### REQUEST
Where a line below holds the string "JSON", copy that line.

### AVAILABLE DATA
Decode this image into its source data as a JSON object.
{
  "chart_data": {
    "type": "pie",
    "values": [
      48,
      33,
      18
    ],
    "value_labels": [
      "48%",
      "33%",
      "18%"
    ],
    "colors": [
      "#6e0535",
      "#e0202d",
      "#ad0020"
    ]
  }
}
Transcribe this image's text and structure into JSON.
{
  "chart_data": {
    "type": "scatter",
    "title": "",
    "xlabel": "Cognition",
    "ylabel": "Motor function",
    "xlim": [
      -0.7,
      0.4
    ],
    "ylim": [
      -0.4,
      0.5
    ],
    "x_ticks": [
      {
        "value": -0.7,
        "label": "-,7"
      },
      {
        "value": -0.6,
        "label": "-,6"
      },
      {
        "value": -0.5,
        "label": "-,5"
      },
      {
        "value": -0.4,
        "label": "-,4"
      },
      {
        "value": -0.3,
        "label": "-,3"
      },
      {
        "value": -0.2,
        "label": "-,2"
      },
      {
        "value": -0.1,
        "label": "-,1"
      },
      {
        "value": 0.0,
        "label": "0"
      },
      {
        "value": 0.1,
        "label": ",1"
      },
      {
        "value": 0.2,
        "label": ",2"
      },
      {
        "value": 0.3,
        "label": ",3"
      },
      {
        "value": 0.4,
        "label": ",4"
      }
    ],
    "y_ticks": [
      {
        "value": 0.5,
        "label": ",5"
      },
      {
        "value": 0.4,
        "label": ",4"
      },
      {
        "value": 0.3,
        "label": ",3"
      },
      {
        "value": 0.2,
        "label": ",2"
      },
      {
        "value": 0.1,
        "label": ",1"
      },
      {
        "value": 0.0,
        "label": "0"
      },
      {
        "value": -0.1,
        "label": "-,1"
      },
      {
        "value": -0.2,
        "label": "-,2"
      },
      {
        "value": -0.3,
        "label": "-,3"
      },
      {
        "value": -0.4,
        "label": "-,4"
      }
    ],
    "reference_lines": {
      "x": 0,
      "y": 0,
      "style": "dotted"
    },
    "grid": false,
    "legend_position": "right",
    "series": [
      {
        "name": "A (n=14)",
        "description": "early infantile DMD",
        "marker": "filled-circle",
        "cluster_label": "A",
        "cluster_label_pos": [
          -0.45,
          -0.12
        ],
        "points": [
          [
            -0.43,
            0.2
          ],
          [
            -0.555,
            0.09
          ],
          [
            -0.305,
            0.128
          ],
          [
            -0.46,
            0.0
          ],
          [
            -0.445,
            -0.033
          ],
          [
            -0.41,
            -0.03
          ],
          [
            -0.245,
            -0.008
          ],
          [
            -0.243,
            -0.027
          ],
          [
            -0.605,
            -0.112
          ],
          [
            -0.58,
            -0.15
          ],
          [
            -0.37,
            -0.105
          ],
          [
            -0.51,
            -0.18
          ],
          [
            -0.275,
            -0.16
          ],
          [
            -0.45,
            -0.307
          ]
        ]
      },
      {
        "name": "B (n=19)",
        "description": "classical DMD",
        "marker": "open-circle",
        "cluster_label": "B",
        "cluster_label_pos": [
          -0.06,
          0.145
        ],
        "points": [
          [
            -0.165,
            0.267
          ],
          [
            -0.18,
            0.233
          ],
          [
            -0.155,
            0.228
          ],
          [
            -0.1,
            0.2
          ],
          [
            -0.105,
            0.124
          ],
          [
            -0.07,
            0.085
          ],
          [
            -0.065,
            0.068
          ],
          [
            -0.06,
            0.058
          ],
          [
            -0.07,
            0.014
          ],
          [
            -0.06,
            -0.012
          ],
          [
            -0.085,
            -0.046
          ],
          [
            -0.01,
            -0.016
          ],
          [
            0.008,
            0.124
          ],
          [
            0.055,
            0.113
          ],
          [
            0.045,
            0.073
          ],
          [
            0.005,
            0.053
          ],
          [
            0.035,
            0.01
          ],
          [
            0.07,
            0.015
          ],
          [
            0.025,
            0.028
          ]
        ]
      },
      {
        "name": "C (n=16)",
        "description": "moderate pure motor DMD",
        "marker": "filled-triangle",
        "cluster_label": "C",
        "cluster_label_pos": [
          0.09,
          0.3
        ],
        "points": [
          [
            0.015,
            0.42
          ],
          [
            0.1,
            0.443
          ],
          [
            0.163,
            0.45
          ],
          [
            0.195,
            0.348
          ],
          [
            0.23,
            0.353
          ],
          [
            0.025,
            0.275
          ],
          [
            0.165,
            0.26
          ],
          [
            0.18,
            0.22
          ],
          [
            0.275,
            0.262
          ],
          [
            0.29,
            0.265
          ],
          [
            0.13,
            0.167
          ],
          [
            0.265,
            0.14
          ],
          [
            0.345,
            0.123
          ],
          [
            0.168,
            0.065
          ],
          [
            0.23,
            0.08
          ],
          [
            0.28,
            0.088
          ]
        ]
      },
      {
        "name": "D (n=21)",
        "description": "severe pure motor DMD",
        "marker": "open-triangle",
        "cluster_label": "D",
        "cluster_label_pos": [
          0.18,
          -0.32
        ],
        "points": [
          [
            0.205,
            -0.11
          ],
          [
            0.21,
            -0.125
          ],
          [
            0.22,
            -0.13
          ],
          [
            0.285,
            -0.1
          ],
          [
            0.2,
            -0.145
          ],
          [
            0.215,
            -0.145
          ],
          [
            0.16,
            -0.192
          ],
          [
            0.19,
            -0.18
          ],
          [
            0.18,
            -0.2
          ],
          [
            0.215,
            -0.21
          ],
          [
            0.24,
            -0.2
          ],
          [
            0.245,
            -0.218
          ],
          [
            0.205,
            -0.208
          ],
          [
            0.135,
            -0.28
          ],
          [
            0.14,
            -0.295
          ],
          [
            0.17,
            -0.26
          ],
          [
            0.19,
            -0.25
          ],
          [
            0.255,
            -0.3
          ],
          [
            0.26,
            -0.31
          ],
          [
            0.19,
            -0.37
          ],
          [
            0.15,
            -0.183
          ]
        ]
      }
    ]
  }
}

### REPLY TO THE EXERCISE
Decode this image into its source data as a JSON object.
Transcribe this image's text and structure into JSON.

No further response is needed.